#### Trecho do texto
Mas não era apenas sobre política, gaiatices
e libidinagens que repousavam os suportes lúdicos
e mundanos da nossa deleitável pracinha, que
o ilustre literato português Antero de Quental
honrou com seu nome. Sei de capítulos mais formosos.
De manhã cedinho, a cupidez dos freqüentadores
noturnos do parque era redimida pela inocente algazarra
das crianças, com suas correrias, jogos de bolinha
de gude (búlica, zepelim), a azáfama em
torno do escorrega, do balanço, da gangorra e,
sobretudo - no que toca aos mais crescidinhos - do banho
nos laguinhos. É importante transmitir um pouco
do clima, do aspecto e dos encantos do local, que a
história já vai longa.
Afora as calçadas de cimento que circundavam
a praça e, nos cantos, quatro canteiros gramados,
o amplo terreno restante, em formato de cruz, era de
terra batida, coberta com uma camada leve de areia que
o vento trazia da praia. Umas poucas amendoeiras, o
Criador dispôs de forma tal que não estorvassem
a pelada que comia solta numa das laterais. Na outra,
os pirralhos cavalgavam os aparelhos e andavam de velocípede,
sob o olhar atento das mães e das babás,
estas, por sua vez, na mira dos graúdos. O tesouro
maior eram os laguinhos, aos quais as largas da imaginação
infantil emprestavam vastidões oceânicas,
e toca a mergulhar e a fazer traquinadas que em casa
resultariam em desastres. Periodicamente, a Prefeitura
providenciava uma limpeza para tirar o limo acumulado.
Nesse recesso, a garotada que ainda não podia
ir à praia sozinha, jogava botão, futebol,
o diabo a quatro; diversão não faltava!
E olha que não havia a televisão! Ou,
talvez, por isso mesmo. Esses preciosos lagos, "pélagos
profundos", ficavam junto a dois caramanchões
vazados, uma base de pedra em volta, à guisa
de banco, com o teto parcialmente coberto por uma treliça
na qual se enroscava simpática trepadeira de
pequenas flores de um rosa pálido.
########
» **O que se pede**
A. Reproduza sem nenhuma alteração o trecho das entradas que vai do início até a linha que contém "print-button[interactable] (316, 52, 344, 82)", incluindo essa linha.
B. Retome o texto sobre a praça logo após a última frase apresentada.
O texto sobre a praça e as entradas vêm de fontes diferentes.
#### Materiais do exercício
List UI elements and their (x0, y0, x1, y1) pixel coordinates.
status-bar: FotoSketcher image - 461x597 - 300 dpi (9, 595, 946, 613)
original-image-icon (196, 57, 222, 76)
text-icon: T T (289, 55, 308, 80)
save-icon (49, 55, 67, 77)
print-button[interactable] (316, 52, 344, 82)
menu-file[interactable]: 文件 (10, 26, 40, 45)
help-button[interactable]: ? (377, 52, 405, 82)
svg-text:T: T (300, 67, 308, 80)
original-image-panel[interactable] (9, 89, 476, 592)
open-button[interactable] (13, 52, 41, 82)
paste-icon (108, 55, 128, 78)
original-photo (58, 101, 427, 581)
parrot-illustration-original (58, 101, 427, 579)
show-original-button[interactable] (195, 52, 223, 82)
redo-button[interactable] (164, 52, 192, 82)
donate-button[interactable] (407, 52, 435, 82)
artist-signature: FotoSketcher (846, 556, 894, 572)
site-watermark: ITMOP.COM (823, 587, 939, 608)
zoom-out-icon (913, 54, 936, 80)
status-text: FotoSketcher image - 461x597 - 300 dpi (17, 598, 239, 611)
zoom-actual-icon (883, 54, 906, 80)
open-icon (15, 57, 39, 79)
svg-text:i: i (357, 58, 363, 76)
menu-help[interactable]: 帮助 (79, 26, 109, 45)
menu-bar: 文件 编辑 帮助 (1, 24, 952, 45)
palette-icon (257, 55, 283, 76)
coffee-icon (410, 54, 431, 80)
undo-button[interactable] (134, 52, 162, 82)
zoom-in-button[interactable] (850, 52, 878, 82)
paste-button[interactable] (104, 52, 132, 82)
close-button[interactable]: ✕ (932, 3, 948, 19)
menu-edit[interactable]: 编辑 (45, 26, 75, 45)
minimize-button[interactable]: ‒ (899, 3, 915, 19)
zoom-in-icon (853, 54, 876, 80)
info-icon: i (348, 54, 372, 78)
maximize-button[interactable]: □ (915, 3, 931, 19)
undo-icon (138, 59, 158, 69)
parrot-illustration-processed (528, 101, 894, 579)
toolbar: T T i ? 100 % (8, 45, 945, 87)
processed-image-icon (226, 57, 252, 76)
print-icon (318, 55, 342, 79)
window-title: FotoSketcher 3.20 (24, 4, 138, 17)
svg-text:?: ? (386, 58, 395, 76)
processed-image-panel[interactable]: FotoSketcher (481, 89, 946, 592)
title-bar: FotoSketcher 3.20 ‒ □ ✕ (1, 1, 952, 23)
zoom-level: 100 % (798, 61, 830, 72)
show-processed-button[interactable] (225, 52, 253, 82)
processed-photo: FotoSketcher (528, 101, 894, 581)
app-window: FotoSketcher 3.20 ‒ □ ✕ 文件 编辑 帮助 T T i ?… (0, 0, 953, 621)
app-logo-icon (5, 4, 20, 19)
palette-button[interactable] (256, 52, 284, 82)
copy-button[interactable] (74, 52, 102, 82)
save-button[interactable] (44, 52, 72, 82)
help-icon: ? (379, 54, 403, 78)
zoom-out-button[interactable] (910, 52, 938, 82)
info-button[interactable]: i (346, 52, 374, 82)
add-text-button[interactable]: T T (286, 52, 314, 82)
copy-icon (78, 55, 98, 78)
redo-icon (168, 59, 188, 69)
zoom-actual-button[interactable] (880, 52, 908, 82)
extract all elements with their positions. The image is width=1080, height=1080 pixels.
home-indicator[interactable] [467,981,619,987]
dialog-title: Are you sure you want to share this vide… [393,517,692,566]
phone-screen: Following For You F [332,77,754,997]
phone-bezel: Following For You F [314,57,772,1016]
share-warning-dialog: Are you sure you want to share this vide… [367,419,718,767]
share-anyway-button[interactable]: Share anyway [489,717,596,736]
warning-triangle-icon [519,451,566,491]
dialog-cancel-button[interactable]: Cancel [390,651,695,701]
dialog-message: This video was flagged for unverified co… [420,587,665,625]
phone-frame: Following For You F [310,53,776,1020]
########
» **Respostas às tarefas**
A.
List UI elements and their (x0, y0, x1, y1) pixel coordinates.
status-bar: FotoSketcher image - 461x597 - 300 dpi (9, 595, 946, 613)
original-image-icon (196, 57, 222, 76)
text-icon: T T (289, 55, 308, 80)
save-icon (49, 55, 67, 77)
print-button[interactable] (316, 52, 344, 82)

B.
Enfim, éramos venturosos usufrutuários
de uma Shangri-Lá de aventuras e coisas que mais
prazem à idade em que vicejam o frescor e as
esperanças. Destas, a maior parte por lá
ficou, misturada ao suor derramado no bulício
das travessuras e no ardor das porfias olímpicas.
Sim! Tínhamos olimpíadas. Querem ver?
Tirante os esportes de praia e as peladas disputadas
nos incontáveis terrenos baldios e no Campinho,
o grande acontecimento esportivo que motivava a rapaziada
do bairro e congregava uma quantidade respeitável
de espectadores eram as olimpíadas anuais, organizadas
pelo pessoal do Grêmio e do Monte Castelo, que
freqüentava a Bibi. Desportistas notáveis
protagonizavam ferrenhas disputas de atletismo. Faltou,
apenas, um gênio arrebatado que cantasse em epinícios
e odes as formidáveis conquistas daquela juventude
leblonense, como fez Píndaro celebrando desde
as façanhas do menino Asópico de Hormônico,
vencedor em 488 A.C., até a glória de
Hierão de Siracusa, em 472 A.C..
Os dardos eram arremessados de um ponto determinado
na calçada da Av. Ataulfo de Paiva, visando um
quadrado previamente demarcado no chão, um pouco
aquém do caramanchão fronteiro, no qual,
prudentemente, abrigavam-se os juízes e marcadores.
Eram confeccionados com hastes de bambu, terminando
em biqueiras pontiagudas reforçadas com chumbo
e negra e assustadora pregaria, o que lhes conferia
o aspecto sinistro de lanças de guerra. Algum
desavisado que transitasse pelo local e visse o bando
de latagões empunhando, rija e destramente, tais
petrechos de artilharia, julgar-se-ia, talvez, transportado
para o cenário de um encarniçado combate
da lavra de Cecil B. De Mille.
Numa dessas competições em que os ânimos
estavam particularmente acirrados, Ricardo Mariano arrojou
o dardo com tamanho entusiasmo, que a peça sobrevoou
a parte de terra, o laguinho, o caramanchão onde
se protegiam os juízes, ultrapassou a Rua Campos
de Carvalho e foi espatifar a vidraça do escritório
do posto de gasolina, ao lado da casa dos Meiras Vianna,
trazendo sobressalto a essa boa gente e apavorando o
gerente da loja, que manuseava a grossa cheta da féria
do dia anterior e imaginou-se vítima de um assalto.
A programação foi interrompida face à
necessidade de diligências com o proprietário,
que ameaçava chamar a polícia, as forças
armadas e sabe Deus o que mais.
A prova principal do torneio, reservada aos atletas
mais agaloados - o grande tiro de trezentos metros -,
exigia uma volta completa em torno da praça.
Disparado o morteiro Adrianino que determinava a partida,
meia dúzia de robustos galalaus atirava-se em
busca do cobiçado galardão.
Um cão do olho furado, que vivia a dormitar na
calçada da Bibi, animal de origem desconhecida,
com uma corcova que lhe vergava a pata dianteira esquerda,
fazendo-o adernar a bombordo, despertava com a bulha,
arremetia, ladrando furiosamente, no encalço
da trupe, insuflado pelo clamor da platéia e,
mesmo gebo e largando depois, lograva, ano após
ano, superar aqueles vigorosos mancebos, mercê
de uma obstinação só comparável
à de Sísifo.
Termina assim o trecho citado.